- **WHAT IS ASKED**
Write out the material exactly. Do not include the pictures.

[Excerpts from a figure dataset]

▬▬▬▬▬▬▬▬▬▬

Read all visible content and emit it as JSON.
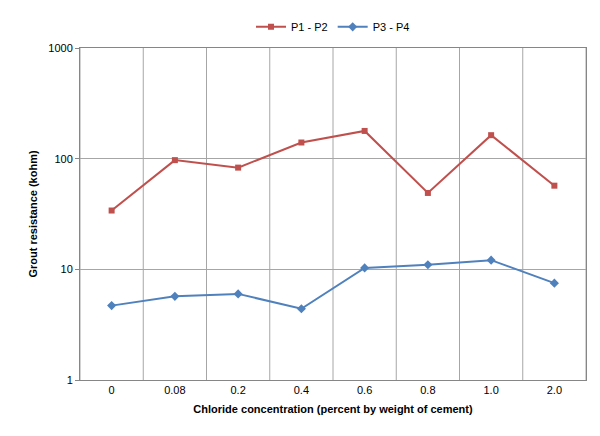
{
  "chart_data": {
    "type": "line",
    "x_label": "Chloride concentration (percent by weight of cement)",
    "y_label": "Grout resistance (kohm)",
    "categories": [
      "0",
      "0.08",
      "0.2",
      "0.4",
      "0.6",
      "0.8",
      "1.0",
      "2.0"
    ],
    "series": [
      {
        "name": "P1 - P2",
        "color": "#c0504d",
        "marker": "square",
        "values": [
          34,
          97,
          83,
          140,
          178,
          49,
          163,
          57
        ]
      },
      {
        "name": "P3 - P4",
        "color": "#4f81bd",
        "marker": "diamond",
        "values": [
          4.7,
          5.7,
          6.0,
          4.4,
          10.3,
          11.0,
          12.1,
          7.5
        ]
      }
    ],
    "log": "y",
    "ylim": [
      1,
      1000
    ],
    "yticks": [
      1,
      10,
      100,
      1000
    ],
    "grid": true,
    "legend": "top"
  }
}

▬▬▬▬▬▬▬▬▬▬

- **TASK RESULT**
Read all visible content and emit it as JSON.
{
  "chart_data": {
    "type": "line",
    "x_label": "Chloride concentration (percent by weight of cement)",
    "y_label": "Grout resistance (kohm)",
    "categories": [
      "0",
      "0.08",
      "0.2",
      "0.4",
      "0.6",
      "0.8",
      "1.0",
      "2.0"
    ],
    "series": [
      {
        "name": "P1 - P2",
        "color": "#c0504d",
        "marker": "square",
        "values": [
          34,
          97,
          83,
          140,
          178,
          49,
          163,
          57
        ]
      },
      {
        "name": "P3 - P4",
        "color": "#4f81bd",
        "marker": "diamond",
        "values": [
          4.7,
          5.7,
          6.0,
          4.4,
          10.3,
          11.0,
          12.1,
          7.5
        ]
      }
    ],
    "log": "y",
    "ylim": [
      1,
      1000
    ],
    "yticks": [
      1,
      10,
      100,
      1000
    ],
    "grid": true,
    "legend": "top"
  }
}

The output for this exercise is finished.